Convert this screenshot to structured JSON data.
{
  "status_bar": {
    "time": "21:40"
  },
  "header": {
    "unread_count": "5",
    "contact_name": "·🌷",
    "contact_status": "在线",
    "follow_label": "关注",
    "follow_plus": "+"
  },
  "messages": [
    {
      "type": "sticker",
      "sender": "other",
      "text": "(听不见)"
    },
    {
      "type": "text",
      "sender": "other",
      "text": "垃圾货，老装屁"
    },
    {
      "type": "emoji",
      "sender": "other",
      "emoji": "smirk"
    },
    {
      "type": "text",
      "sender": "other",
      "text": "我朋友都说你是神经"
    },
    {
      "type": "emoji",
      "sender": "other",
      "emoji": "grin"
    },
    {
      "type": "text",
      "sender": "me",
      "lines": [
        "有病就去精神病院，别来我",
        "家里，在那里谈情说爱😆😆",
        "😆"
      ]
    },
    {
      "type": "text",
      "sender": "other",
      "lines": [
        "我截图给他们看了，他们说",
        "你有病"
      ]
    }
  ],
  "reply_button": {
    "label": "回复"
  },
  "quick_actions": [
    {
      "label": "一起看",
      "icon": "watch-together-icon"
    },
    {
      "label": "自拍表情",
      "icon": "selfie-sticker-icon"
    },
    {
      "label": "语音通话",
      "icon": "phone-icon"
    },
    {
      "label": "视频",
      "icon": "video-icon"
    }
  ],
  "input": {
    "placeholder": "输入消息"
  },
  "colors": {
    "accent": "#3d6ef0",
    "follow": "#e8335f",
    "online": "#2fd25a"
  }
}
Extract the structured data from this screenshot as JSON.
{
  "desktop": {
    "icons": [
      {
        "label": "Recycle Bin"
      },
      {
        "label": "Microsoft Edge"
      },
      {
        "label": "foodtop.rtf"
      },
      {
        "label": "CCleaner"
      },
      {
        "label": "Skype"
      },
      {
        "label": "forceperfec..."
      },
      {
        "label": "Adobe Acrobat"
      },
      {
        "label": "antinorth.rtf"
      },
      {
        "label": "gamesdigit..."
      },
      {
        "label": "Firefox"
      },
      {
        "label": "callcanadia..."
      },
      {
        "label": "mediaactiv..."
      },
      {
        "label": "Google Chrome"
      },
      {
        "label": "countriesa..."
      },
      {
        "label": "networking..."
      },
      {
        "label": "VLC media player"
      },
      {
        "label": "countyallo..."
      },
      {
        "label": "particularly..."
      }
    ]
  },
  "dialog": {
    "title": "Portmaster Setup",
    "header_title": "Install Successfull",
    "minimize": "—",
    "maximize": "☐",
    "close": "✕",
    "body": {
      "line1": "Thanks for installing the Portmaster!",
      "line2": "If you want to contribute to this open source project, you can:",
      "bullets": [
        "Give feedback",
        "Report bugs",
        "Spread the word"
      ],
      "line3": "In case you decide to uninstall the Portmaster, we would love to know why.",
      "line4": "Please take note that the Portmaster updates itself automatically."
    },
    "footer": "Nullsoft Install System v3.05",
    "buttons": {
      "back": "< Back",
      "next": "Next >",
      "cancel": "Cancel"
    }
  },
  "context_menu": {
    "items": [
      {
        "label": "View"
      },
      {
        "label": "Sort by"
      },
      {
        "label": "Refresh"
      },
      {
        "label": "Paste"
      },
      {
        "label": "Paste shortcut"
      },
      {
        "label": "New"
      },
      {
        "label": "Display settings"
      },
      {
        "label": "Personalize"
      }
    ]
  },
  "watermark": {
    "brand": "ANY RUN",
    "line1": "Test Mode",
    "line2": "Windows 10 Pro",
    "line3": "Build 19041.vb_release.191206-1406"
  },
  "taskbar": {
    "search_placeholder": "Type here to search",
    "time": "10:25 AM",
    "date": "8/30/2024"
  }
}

○ ○ ○ ○

### [Task directions]
Repeat the records above exactly as they appear.

### [Task answer]
Convert this screenshot to structured JSON data.
{
  "status_bar": {
    "time": "21:40"
  },
  "header": {
    "unread_count": "5",
    "contact_name": "·🌷",
    "contact_status": "在线",
    "follow_label": "关注",
    "follow_plus": "+"
  },
  "messages": [
    {
      "type": "sticker",
      "sender": "other",
      "text": "(听不见)"
    },
    {
      "type": "text",
      "sender": "other",
      "text": "垃圾货，老装屁"
    },
    {
      "type": "emoji",
      "sender": "other",
      "emoji": "smirk"
    },
    {
      "type": "text",
      "sender": "other",
      "text": "我朋友都说你是神经"
    },
    {
      "type": "emoji",
      "sender": "other",
      "emoji": "grin"
    },
    {
      "type": "text",
      "sender": "me",
      "lines": [
        "有病就去精神病院，别来我",
        "家里，在那里谈情说爱😆😆",
        "😆"
      ]
    },
    {
      "type": "text",
      "sender": "other",
      "lines": [
        "我截图给他们看了，他们说",
        "你有病"
      ]
    }
  ],
  "reply_button": {
    "label": "回复"
  },
  "quick_actions": [
    {
      "label": "一起看",
      "icon": "watch-together-icon"
    },
    {
      "label": "自拍表情",
      "icon": "selfie-sticker-icon"
    },
    {
      "label": "语音通话",
      "icon": "phone-icon"
    },
    {
      "label": "视频",
      "icon": "video-icon"
    }
  ],
  "input": {
    "placeholder": "输入消息"
  },
  "colors": {
    "accent": "#3d6ef0",
    "follow": "#e8335f",
    "online": "#2fd25a"
  }
}
Extract the structured data from this screenshot as JSON.
{
  "desktop": {
    "icons": [
      {
        "label": "Recycle Bin"
      },
      {
        "label": "Microsoft Edge"
      },
      {
        "label": "foodtop.rtf"
      },
      {
        "label": "CCleaner"
      },
      {
        "label": "Skype"
      },
      {
        "label": "forceperfec..."
      },
      {
        "label": "Adobe Acrobat"
      },
      {
        "label": "antinorth.rtf"
      },
      {
        "label": "gamesdigit..."
      },
      {
        "label": "Firefox"
      },
      {
        "label": "callcanadia..."
      },
      {
        "label": "mediaactiv..."
      },
      {
        "label": "Google Chrome"
      },
      {
        "label": "countriesa..."
      },
      {
        "label": "networking..."
      },
      {
        "label": "VLC media player"
      },
      {
        "label": "countyallo..."
      },
      {
        "label": "particularly..."
      }
    ]
  },
  "dialog": {
    "title": "Portmaster Setup",
    "header_title": "Install Successfull",
    "minimize": "—",
    "maximize": "☐",
    "close": "✕",
    "body": {
      "line1": "Thanks for installing the Portmaster!",
      "line2": "If you want to contribute to this open source project, you can:",
      "bullets": [
        "Give feedback",
        "Report bugs",
        "Spread the word"
      ],
      "line3": "In case you decide to uninstall the Portmaster, we would love to know why.",
      "line4": "Please take note that the Portmaster updates itself automatically."
    },
    "footer": "Nullsoft Install System v3.05",
    "buttons": {
      "back": "< Back",
      "next": "Next >",
      "cancel": "Cancel"
    }
  },
  "context_menu": {
    "items": [
      {
        "label": "View"
      },
      {
        "label": "Sort by"
      },
      {
        "label": "Refresh"
      },
      {
        "label": "Paste"
      },
      {
        "label": "Paste shortcut"
      },
      {
        "label": "New"
      },
      {
        "label": "Display settings"
      },
      {
        "label": "Personalize"
      }
    ]
  },
  "watermark": {
    "brand": "ANY RUN",
    "line1": "Test Mode",
    "line2": "Windows 10 Pro",
    "line3": "Build 19041.vb_release.191206-1406"
  },
  "taskbar": {
    "search_placeholder": "Type here to search",
    "time": "10:25 AM",
    "date": "8/30/2024"
  }
}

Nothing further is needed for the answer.